* _Goal of the exercise_
Quote exactly the lines from the one with "Extract all readable text from this page." to the end of the data, both included; omit the pictures.
::::
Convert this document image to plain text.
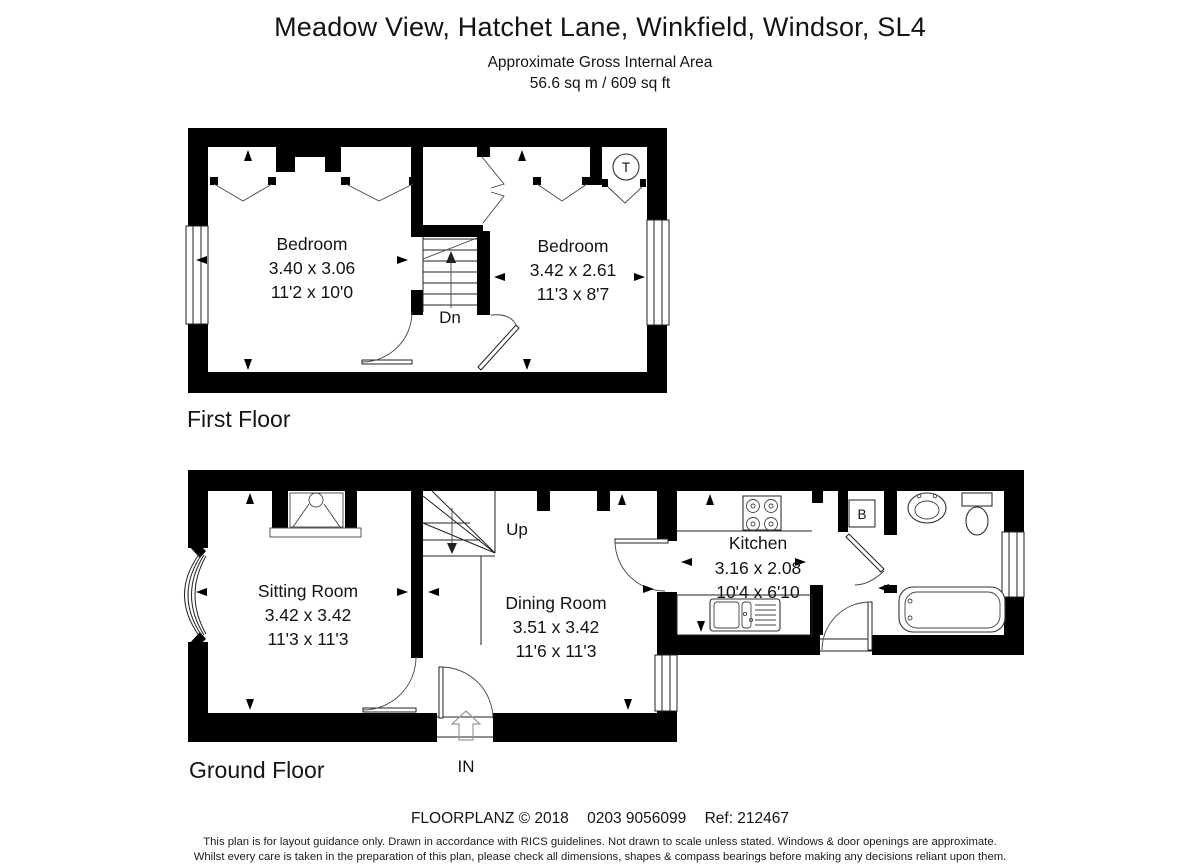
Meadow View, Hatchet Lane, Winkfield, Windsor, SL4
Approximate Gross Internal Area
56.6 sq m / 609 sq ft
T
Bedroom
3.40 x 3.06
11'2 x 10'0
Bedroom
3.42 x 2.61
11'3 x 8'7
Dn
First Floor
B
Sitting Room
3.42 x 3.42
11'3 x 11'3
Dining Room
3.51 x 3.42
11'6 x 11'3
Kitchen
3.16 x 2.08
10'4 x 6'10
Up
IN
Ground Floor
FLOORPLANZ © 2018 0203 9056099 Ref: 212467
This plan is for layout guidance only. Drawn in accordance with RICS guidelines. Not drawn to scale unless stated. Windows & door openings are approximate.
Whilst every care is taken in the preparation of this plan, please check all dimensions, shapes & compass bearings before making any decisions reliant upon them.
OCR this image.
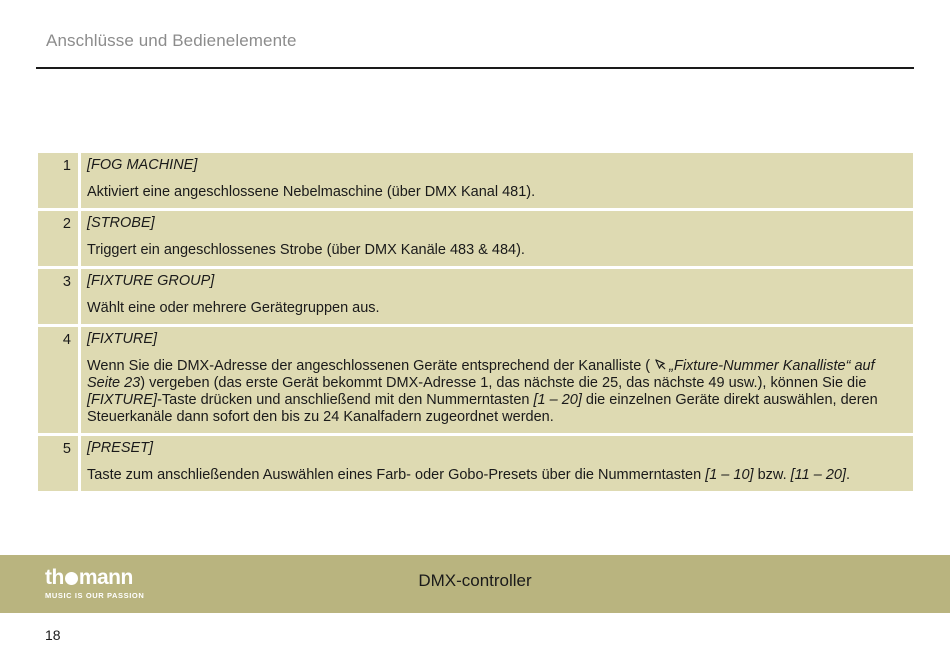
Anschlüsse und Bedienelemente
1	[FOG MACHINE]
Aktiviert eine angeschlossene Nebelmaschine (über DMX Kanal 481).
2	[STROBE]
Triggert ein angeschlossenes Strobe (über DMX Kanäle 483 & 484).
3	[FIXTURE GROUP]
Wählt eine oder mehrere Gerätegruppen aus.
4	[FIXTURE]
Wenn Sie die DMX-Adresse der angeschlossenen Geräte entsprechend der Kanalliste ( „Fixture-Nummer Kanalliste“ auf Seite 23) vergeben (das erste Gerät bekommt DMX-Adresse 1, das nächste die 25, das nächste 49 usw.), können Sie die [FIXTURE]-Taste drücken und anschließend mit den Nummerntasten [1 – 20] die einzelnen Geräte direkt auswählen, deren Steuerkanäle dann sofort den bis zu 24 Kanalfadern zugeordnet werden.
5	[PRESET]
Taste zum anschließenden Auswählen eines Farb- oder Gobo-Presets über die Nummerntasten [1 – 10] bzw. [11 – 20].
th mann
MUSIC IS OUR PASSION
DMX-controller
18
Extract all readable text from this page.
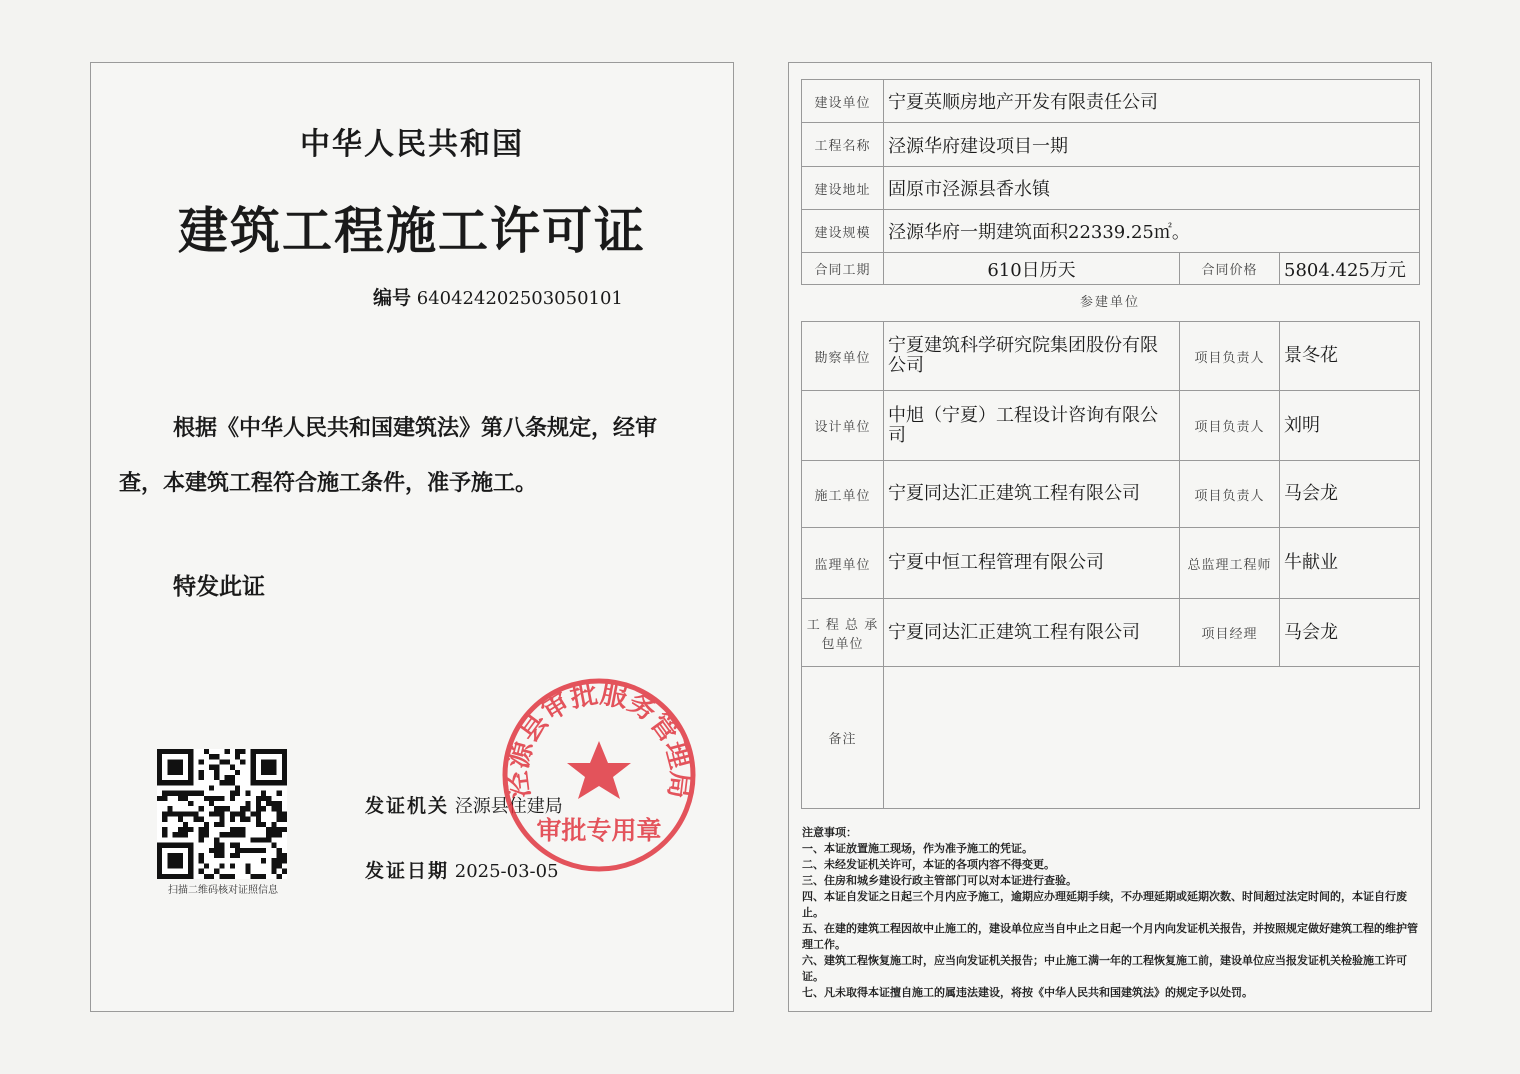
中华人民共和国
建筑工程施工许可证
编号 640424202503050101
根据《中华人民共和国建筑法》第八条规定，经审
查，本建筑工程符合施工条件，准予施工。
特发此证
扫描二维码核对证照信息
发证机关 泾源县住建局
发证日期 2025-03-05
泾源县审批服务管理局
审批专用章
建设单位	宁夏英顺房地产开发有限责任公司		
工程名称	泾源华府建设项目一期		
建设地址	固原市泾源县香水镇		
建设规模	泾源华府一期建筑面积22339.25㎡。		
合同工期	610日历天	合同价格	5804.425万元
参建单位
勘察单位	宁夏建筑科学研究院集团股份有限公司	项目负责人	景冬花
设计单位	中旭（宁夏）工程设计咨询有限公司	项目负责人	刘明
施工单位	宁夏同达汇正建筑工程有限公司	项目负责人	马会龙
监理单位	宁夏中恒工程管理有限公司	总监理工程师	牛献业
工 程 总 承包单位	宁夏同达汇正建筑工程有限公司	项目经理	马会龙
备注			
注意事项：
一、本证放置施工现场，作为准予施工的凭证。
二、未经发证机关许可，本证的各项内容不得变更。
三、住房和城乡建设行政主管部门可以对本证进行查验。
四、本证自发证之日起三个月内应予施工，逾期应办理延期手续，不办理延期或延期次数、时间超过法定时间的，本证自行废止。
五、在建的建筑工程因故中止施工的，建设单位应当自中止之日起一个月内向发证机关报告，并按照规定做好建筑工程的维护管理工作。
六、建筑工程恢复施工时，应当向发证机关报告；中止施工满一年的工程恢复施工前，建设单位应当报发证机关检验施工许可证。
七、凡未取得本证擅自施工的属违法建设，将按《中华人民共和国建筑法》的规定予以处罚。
::::
* _Solution to this exercise_
Extract all readable text from this page.
中华人民共和国
建筑工程施工许可证
编号 640424202503050101
根据《中华人民共和国建筑法》第八条规定，经审
查，本建筑工程符合施工条件，准予施工。
特发此证
扫描二维码核对证照信息
发证机关 泾源县住建局
发证日期 2025-03-05
泾源县审批服务管理局
审批专用章
建设单位	宁夏英顺房地产开发有限责任公司		
工程名称	泾源华府建设项目一期		
建设地址	固原市泾源县香水镇		
建设规模	泾源华府一期建筑面积22339.25㎡。		
合同工期	610日历天	合同价格	5804.425万元
参建单位
勘察单位	宁夏建筑科学研究院集团股份有限公司	项目负责人	景冬花
设计单位	中旭（宁夏）工程设计咨询有限公司	项目负责人	刘明
施工单位	宁夏同达汇正建筑工程有限公司	项目负责人	马会龙
监理单位	宁夏中恒工程管理有限公司	总监理工程师	牛献业
工 程 总 承包单位	宁夏同达汇正建筑工程有限公司	项目经理	马会龙
备注			
注意事项：
一、本证放置施工现场，作为准予施工的凭证。
二、未经发证机关许可，本证的各项内容不得变更。
三、住房和城乡建设行政主管部门可以对本证进行查验。
四、本证自发证之日起三个月内应予施工，逾期应办理延期手续，不办理延期或延期次数、时间超过法定时间的，本证自行废止。
五、在建的建筑工程因故中止施工的，建设单位应当自中止之日起一个月内向发证机关报告，并按照规定做好建筑工程的维护管理工作。
六、建筑工程恢复施工时，应当向发证机关报告；中止施工满一年的工程恢复施工前，建设单位应当报发证机关检验施工许可证。
七、凡未取得本证擅自施工的属违法建设，将按《中华人民共和国建筑法》的规定予以处罚。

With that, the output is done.